** Start of Data excerpts **
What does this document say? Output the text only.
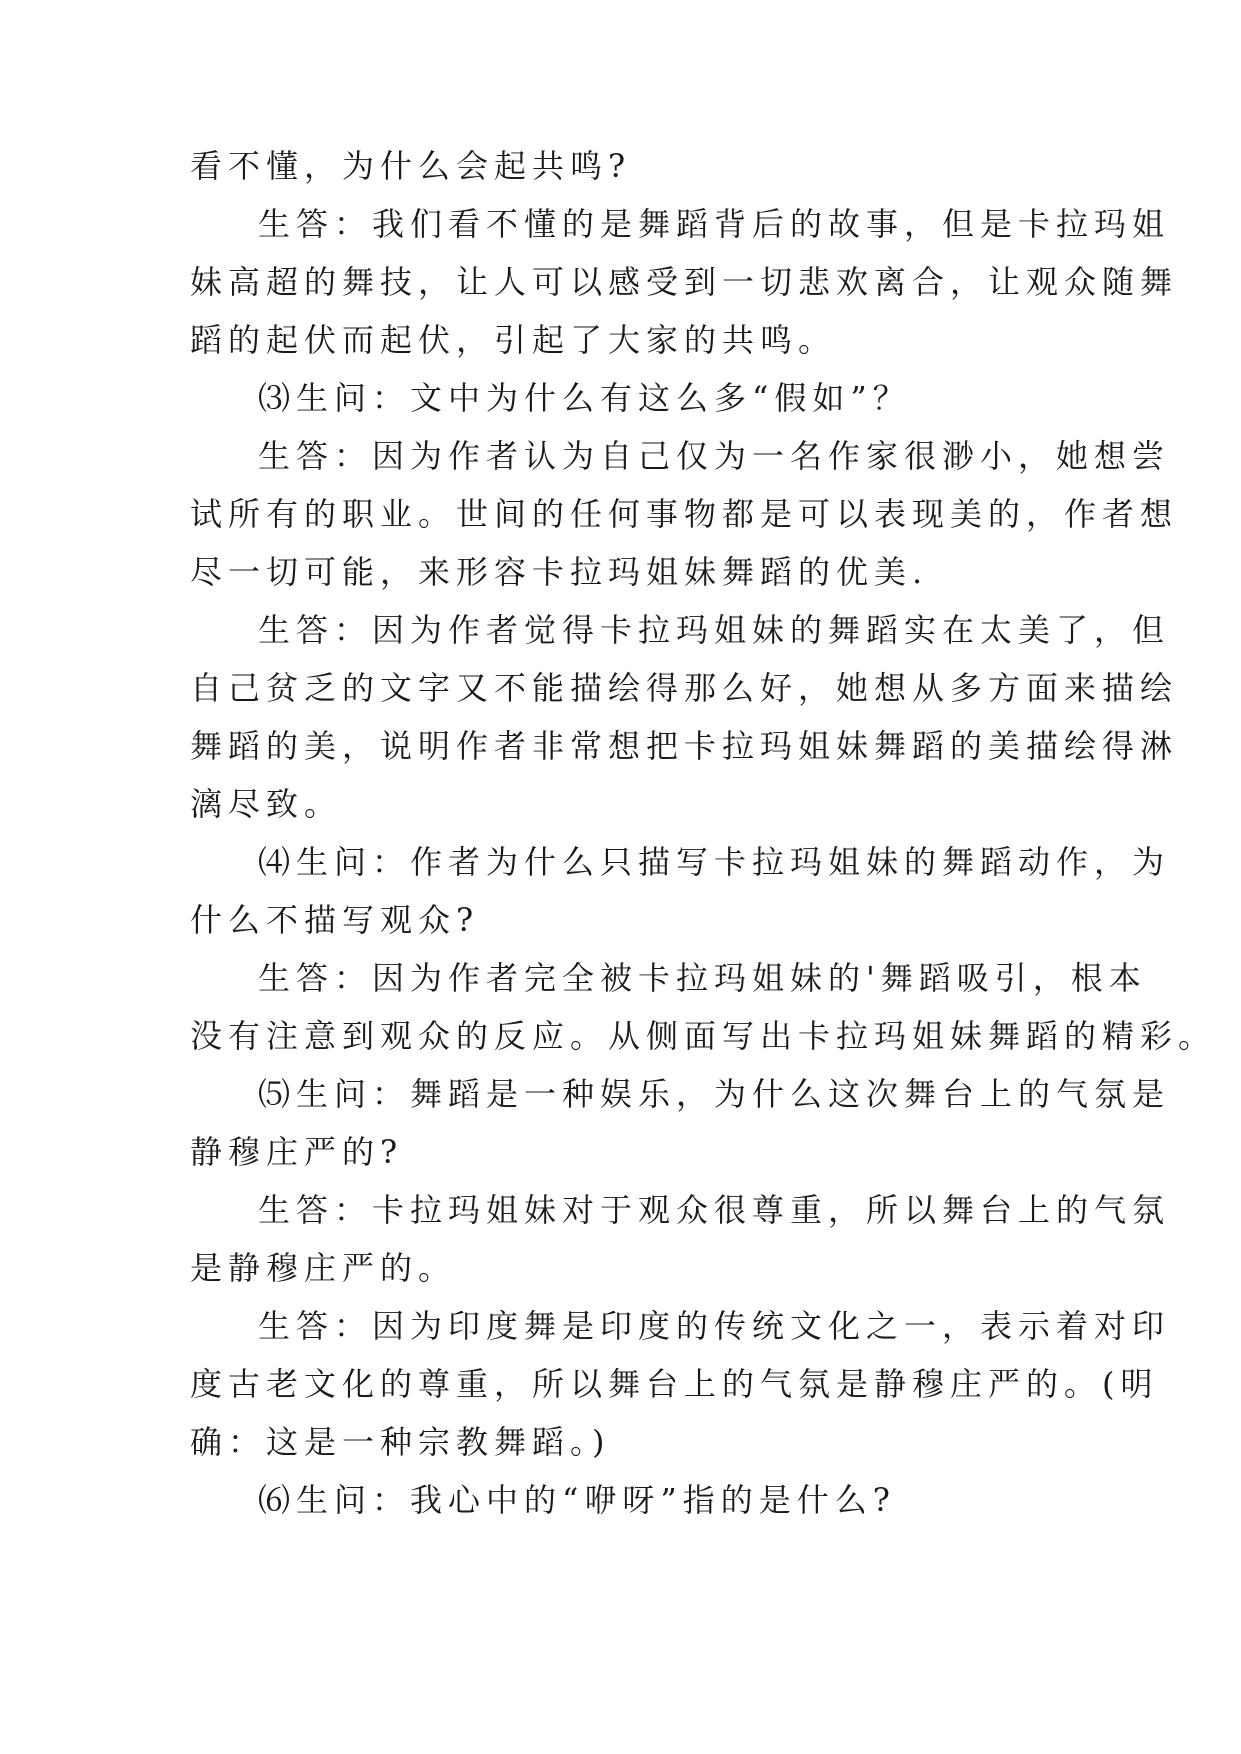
看不懂，为什么会起共鸣?
生答：我们看不懂的是舞蹈背后的故事，但是卡拉玛姐
妹高超的舞技，让人可以感受到一切悲欢离合，让观众随舞
蹈的起伏而起伏，引起了大家的共鸣。
⑶生问：文中为什么有这么多“假如”？
生答：因为作者认为自己仅为一名作家很渺小，她想尝
试所有的职业。世间的任何事物都是可以表现美的，作者想
尽一切可能，来形容卡拉玛姐妹舞蹈的优美.
生答：因为作者觉得卡拉玛姐妹的舞蹈实在太美了，但
自己贫乏的文字又不能描绘得那么好，她想从多方面来描绘
舞蹈的美，说明作者非常想把卡拉玛姐妹舞蹈的美描绘得淋
漓尽致。
⑷生问：作者为什么只描写卡拉玛姐妹的舞蹈动作，为
什么不描写观众?
生答：因为作者完全被卡拉玛姐妹的'舞蹈吸引，根本
没有注意到观众的反应。从侧面写出卡拉玛姐妹舞蹈的精彩。
⑸生问：舞蹈是一种娱乐，为什么这次舞台上的气氛是
静穆庄严的?
生答：卡拉玛姐妹对于观众很尊重，所以舞台上的气氛
是静穆庄严的。
生答：因为印度舞是印度的传统文化之一，表示着对印
度古老文化的尊重，所以舞台上的气氛是静穆庄严的。(明
确：这是一种宗教舞蹈。)
⑹生问：我心中的“咿呀”指的是什么?
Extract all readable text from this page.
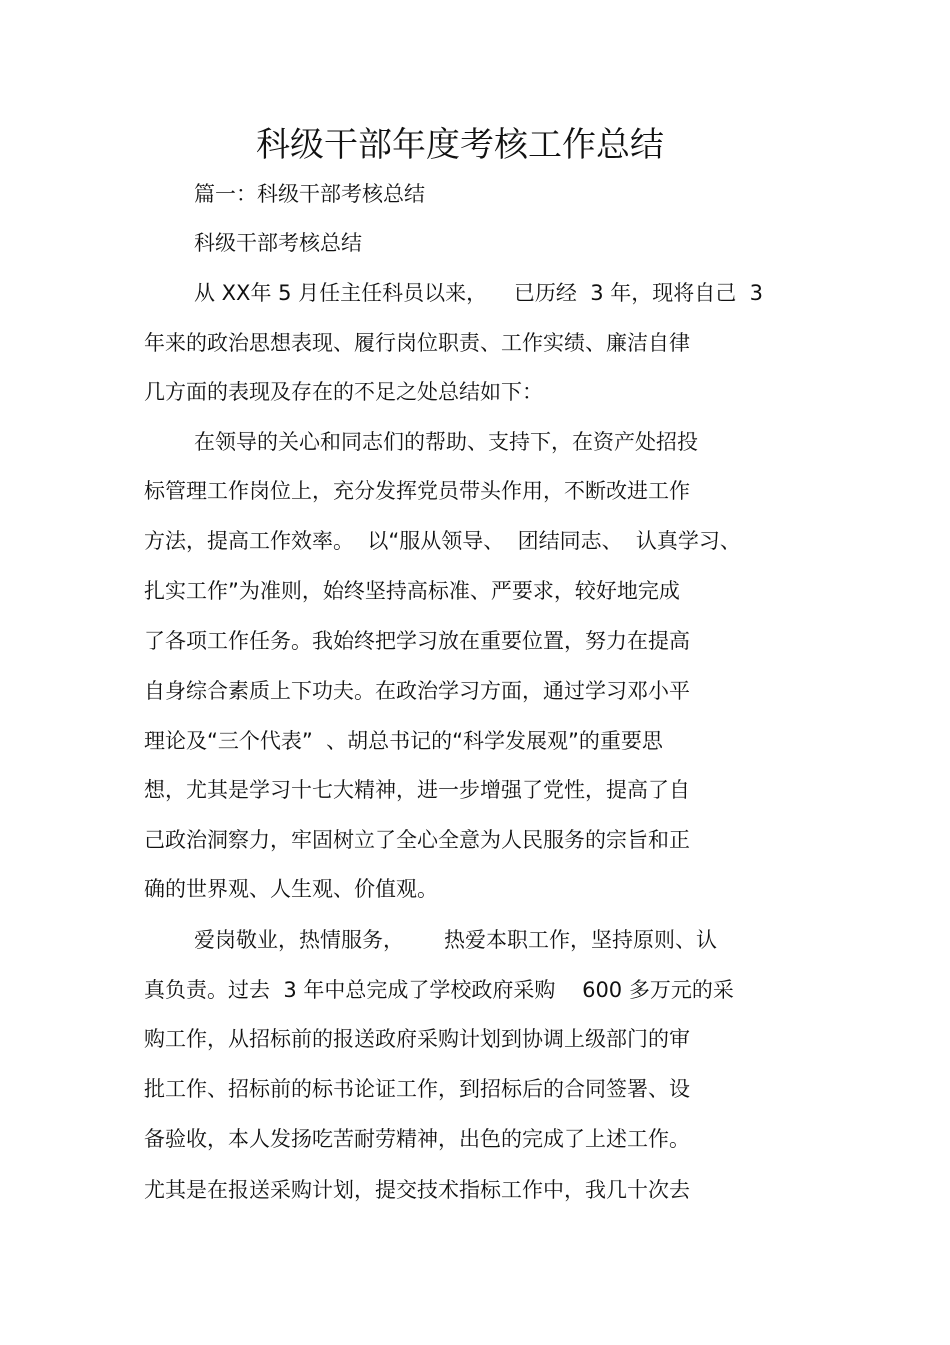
科级干部年度考核工作总结
篇一：科级干部考核总结
科级干部考核总结
从 XX年 5 月任主任科员以来，    已历经  3 年，现将自己  3
年来的政治思想表现、履行岗位职责、工作实绩、廉洁自律
几方面的表现及存在的不足之处总结如下：
在领导的关心和同志们的帮助、支持下，在资产处招投
标管理工作岗位上，充分发挥党员带头作用，不断改进工作
方法，提高工作效率。  以“服从领导、  团结同志、  认真学习、
扎实工作”为准则，始终坚持高标准、严要求，较好地完成
了各项工作任务。我始终把学习放在重要位置，努力在提高
自身综合素质上下功夫。在政治学习方面，通过学习邓小平
理论及“三个代表”  、胡总书记的“科学发展观”的重要思
想，尤其是学习十七大精神，进一步增强了党性，提高了自
己政治洞察力，牢固树立了全心全意为人民服务的宗旨和正
确的世界观、人生观、价值观。
爱岗敬业，热情服务，      热爱本职工作，坚持原则、认
真负责。过去  3 年中总完成了学校政府采购    600 多万元的采
购工作，从招标前的报送政府采购计划到协调上级部门的审
批工作、招标前的标书论证工作，到招标后的合同签署、设
备验收，本人发扬吃苦耐劳精神，出色的完成了上述工作。
尤其是在报送采购计划，提交技术指标工作中，我几十次去
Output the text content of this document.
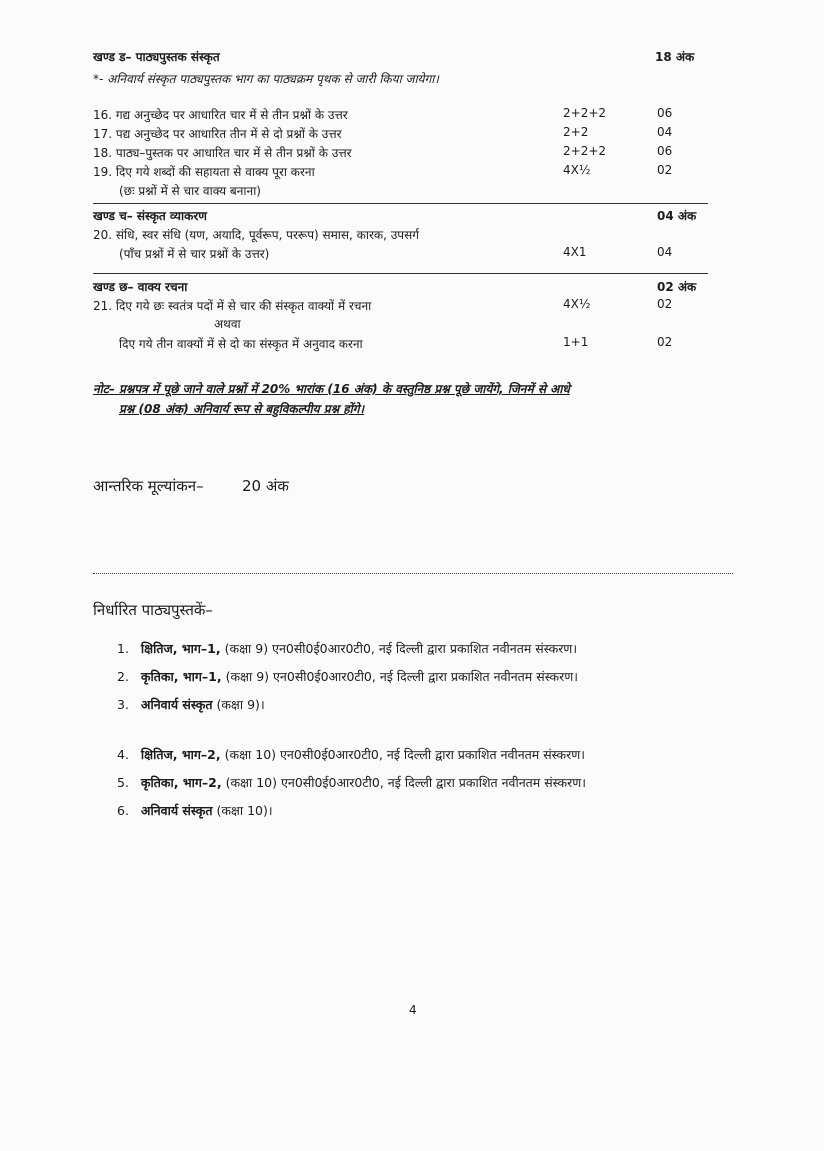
खण्ड ड– पाठ्यपुस्तक संस्कृत	18 अंक
*- अनिवार्य संस्कृत पाठ्यपुस्तक भाग का पाठ्यक्रम पृथक से जारी किया जायेगा।
16. गद्य अनुच्छेद पर आधारित चार में से तीन प्रश्नों के उत्तर	2+2+2	06
17. पद्य अनुच्छेद पर आधारित तीन में से दो प्रश्नों के उत्तर	2+2	04
18. पाठ्य–पुस्तक पर आधारित चार में से तीन प्रश्नों के उत्तर	2+2+2	06
19. दिए गये शब्दों की सहायता से वाक्य पूरा करना	4X½	02
(छः प्रश्नों में से चार वाक्य बनाना)
खण्ड च– संस्कृत व्याकरण	04 अंक
20. संधि, स्वर संधि (यण, अयादि, पूर्वरूप, पररूप) समास, कारक, उपसर्ग
(पाँच प्रश्नों में से चार प्रश्नों के उत्तर)	4X1	04
खण्ड छ– वाक्य रचना	02 अंक
21. दिए गये छः स्वतंत्र पदों में से चार की संस्कृत वाक्यों में रचना	4X½	02
अथवा
दिए गये तीन वाक्यों में से दो का संस्कृत में अनुवाद करना	1+1	02
नोट– प्रश्नपत्र में पूछे जाने वाले प्रश्नों में 20% भारांक (16 अंक) के वस्तुनिष्ठ प्रश्न पूछे जायेंगे, जिनमें से आधे
प्रश्न (08 अंक) अनिवार्य रूप से बहुविकल्पीय प्रश्न होंगे।
आन्तरिक मूल्यांकन–	20 अंक
निर्धारित पाठ्यपुस्तकें–
1. क्षितिज, भाग–1, (कक्षा 9) एन0सी0ई0आर0टी0, नई दिल्ली द्वारा प्रकाशित नवीनतम संस्करण।
2. कृतिका, भाग–1, (कक्षा 9) एन0सी0ई0आर0टी0, नई दिल्ली द्वारा प्रकाशित नवीनतम संस्करण।
3. अनिवार्य संस्कृत (कक्षा 9)।
4. क्षितिज, भाग–2, (कक्षा 10) एन0सी0ई0आर0टी0, नई दिल्ली द्वारा प्रकाशित नवीनतम संस्करण।
5. कृतिका, भाग–2, (कक्षा 10) एन0सी0ई0आर0टी0, नई दिल्ली द्वारा प्रकाशित नवीनतम संस्करण।
6. अनिवार्य संस्कृत (कक्षा 10)।
4
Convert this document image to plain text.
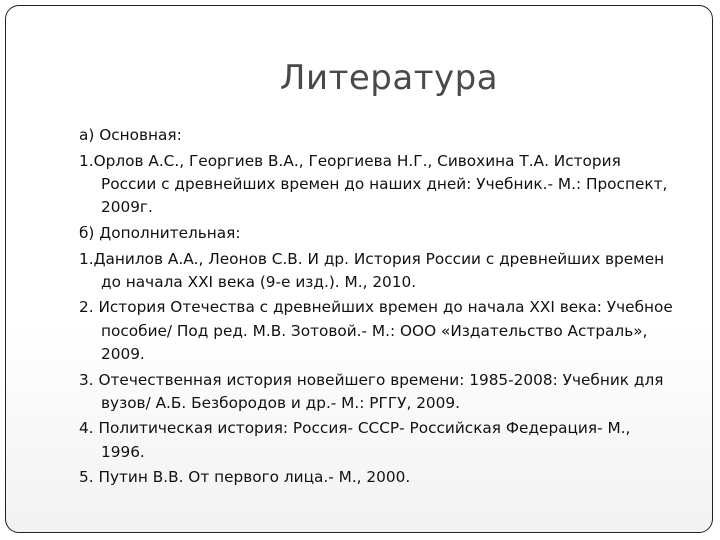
Литература

а) Основная:

1.Орлов А.С., Георгиев В.А., Георгиева Н.Г., Сивохина Т.А. История России с древнейших времен до наших дней: Учебник.- М.: Проспект, 2009г.

б) Дополнительная:

1.Данилов А.А., Леонов С.В. И др. История России с древнейших времен до начала XXI века (9-е изд.). М., 2010.

2. История Отечества с древнейших времен до начала XXI века: Учебное пособие/ Под ред. М.В. Зотовой.- М.: ООО «Издательство Астраль», 2009.

3. Отечественная история новейшего времени: 1985-2008: Учебник для вузов/ А.Б. Безбородов и др.- М.: РГГУ, 2009.

4. Политическая история: Россия- СССР- Российская Федерация- М., 1996.

5. Путин В.В. От первого лица.- М., 2000.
** End of Data excerpts **
• _Task requirements_
The entries above should be reproduced exactly, without their pictures.

• _Exercise response_
What does this document say? Output the text only.
看不懂，为什么会起共鸣?
生答：我们看不懂的是舞蹈背后的故事，但是卡拉玛姐
妹高超的舞技，让人可以感受到一切悲欢离合，让观众随舞
蹈的起伏而起伏，引起了大家的共鸣。
⑶生问：文中为什么有这么多“假如”？
生答：因为作者认为自己仅为一名作家很渺小，她想尝
试所有的职业。世间的任何事物都是可以表现美的，作者想
尽一切可能，来形容卡拉玛姐妹舞蹈的优美.
生答：因为作者觉得卡拉玛姐妹的舞蹈实在太美了，但
自己贫乏的文字又不能描绘得那么好，她想从多方面来描绘
舞蹈的美，说明作者非常想把卡拉玛姐妹舞蹈的美描绘得淋
漓尽致。
⑷生问：作者为什么只描写卡拉玛姐妹的舞蹈动作，为
什么不描写观众?
生答：因为作者完全被卡拉玛姐妹的'舞蹈吸引，根本
没有注意到观众的反应。从侧面写出卡拉玛姐妹舞蹈的精彩。
⑸生问：舞蹈是一种娱乐，为什么这次舞台上的气氛是
静穆庄严的?
生答：卡拉玛姐妹对于观众很尊重，所以舞台上的气氛
是静穆庄严的。
生答：因为印度舞是印度的传统文化之一，表示着对印
度古老文化的尊重，所以舞台上的气氛是静穆庄严的。(明
确：这是一种宗教舞蹈。)
⑹生问：我心中的“咿呀”指的是什么?
Extract all readable text from this page.
科级干部年度考核工作总结
篇一：科级干部考核总结
科级干部考核总结
从 XX年 5 月任主任科员以来，    已历经  3 年，现将自己  3
年来的政治思想表现、履行岗位职责、工作实绩、廉洁自律
几方面的表现及存在的不足之处总结如下：
在领导的关心和同志们的帮助、支持下，在资产处招投
标管理工作岗位上，充分发挥党员带头作用，不断改进工作
方法，提高工作效率。  以“服从领导、  团结同志、  认真学习、
扎实工作”为准则，始终坚持高标准、严要求，较好地完成
了各项工作任务。我始终把学习放在重要位置，努力在提高
自身综合素质上下功夫。在政治学习方面，通过学习邓小平
理论及“三个代表”  、胡总书记的“科学发展观”的重要思
想，尤其是学习十七大精神，进一步增强了党性，提高了自
己政治洞察力，牢固树立了全心全意为人民服务的宗旨和正
确的世界观、人生观、价值观。
爱岗敬业，热情服务，      热爱本职工作，坚持原则、认
真负责。过去  3 年中总完成了学校政府采购    600 多万元的采
购工作，从招标前的报送政府采购计划到协调上级部门的审
批工作、招标前的标书论证工作，到招标后的合同签署、设
备验收，本人发扬吃苦耐劳精神，出色的完成了上述工作。
尤其是在报送采购计划，提交技术指标工作中，我几十次去
Output the text content of this document.
खण्ड ड– पाठ्यपुस्तक संस्कृत	18 अंक
*- अनिवार्य संस्कृत पाठ्यपुस्तक भाग का पाठ्यक्रम पृथक से जारी किया जायेगा।
16. गद्य अनुच्छेद पर आधारित चार में से तीन प्रश्नों के उत्तर	2+2+2	06
17. पद्य अनुच्छेद पर आधारित तीन में से दो प्रश्नों के उत्तर	2+2	04
18. पाठ्य–पुस्तक पर आधारित चार में से तीन प्रश्नों के उत्तर	2+2+2	06
19. दिए गये शब्दों की सहायता से वाक्य पूरा करना	4X½	02
(छः प्रश्नों में से चार वाक्य बनाना)
खण्ड च– संस्कृत व्याकरण	04 अंक
20. संधि, स्वर संधि (यण, अयादि, पूर्वरूप, पररूप) समास, कारक, उपसर्ग
(पाँच प्रश्नों में से चार प्रश्नों के उत्तर)	4X1	04
खण्ड छ– वाक्य रचना	02 अंक
21. दिए गये छः स्वतंत्र पदों में से चार की संस्कृत वाक्यों में रचना	4X½	02
अथवा
दिए गये तीन वाक्यों में से दो का संस्कृत में अनुवाद करना	1+1	02
नोट– प्रश्नपत्र में पूछे जाने वाले प्रश्नों में 20% भारांक (16 अंक) के वस्तुनिष्ठ प्रश्न पूछे जायेंगे, जिनमें से आधे
प्रश्न (08 अंक) अनिवार्य रूप से बहुविकल्पीय प्रश्न होंगे।
आन्तरिक मूल्यांकन–	20 अंक
निर्धारित पाठ्यपुस्तकें–
1. क्षितिज, भाग–1, (कक्षा 9) एन0सी0ई0आर0टी0, नई दिल्ली द्वारा प्रकाशित नवीनतम संस्करण।
2. कृतिका, भाग–1, (कक्षा 9) एन0सी0ई0आर0टी0, नई दिल्ली द्वारा प्रकाशित नवीनतम संस्करण।
3. अनिवार्य संस्कृत (कक्षा 9)।
4. क्षितिज, भाग–2, (कक्षा 10) एन0सी0ई0आर0टी0, नई दिल्ली द्वारा प्रकाशित नवीनतम संस्करण।
5. कृतिका, भाग–2, (कक्षा 10) एन0सी0ई0आर0टी0, नई दिल्ली द्वारा प्रकाशित नवीनतम संस्करण।
6. अनिवार्य संस्कृत (कक्षा 10)।
4
Convert this document image to plain text.
Литература

а) Основная:

1.Орлов А.С., Георгиев В.А., Георгиева Н.Г., Сивохина Т.А. История России с древнейших времен до наших дней: Учебник.- М.: Проспект, 2009г.

б) Дополнительная:

1.Данилов А.А., Леонов С.В. И др. История России с древнейших времен до начала XXI века (9-е изд.). М., 2010.

2. История Отечества с древнейших времен до начала XXI века: Учебное пособие/ Под ред. М.В. Зотовой.- М.: ООО «Издательство Астраль», 2009.

3. Отечественная история новейшего времени: 1985-2008: Учебник для вузов/ А.Б. Безбородов и др.- М.: РГГУ, 2009.

4. Политическая история: Россия- СССР- Российская Федерация- М., 1996.

5. Путин В.В. От первого лица.- М., 2000.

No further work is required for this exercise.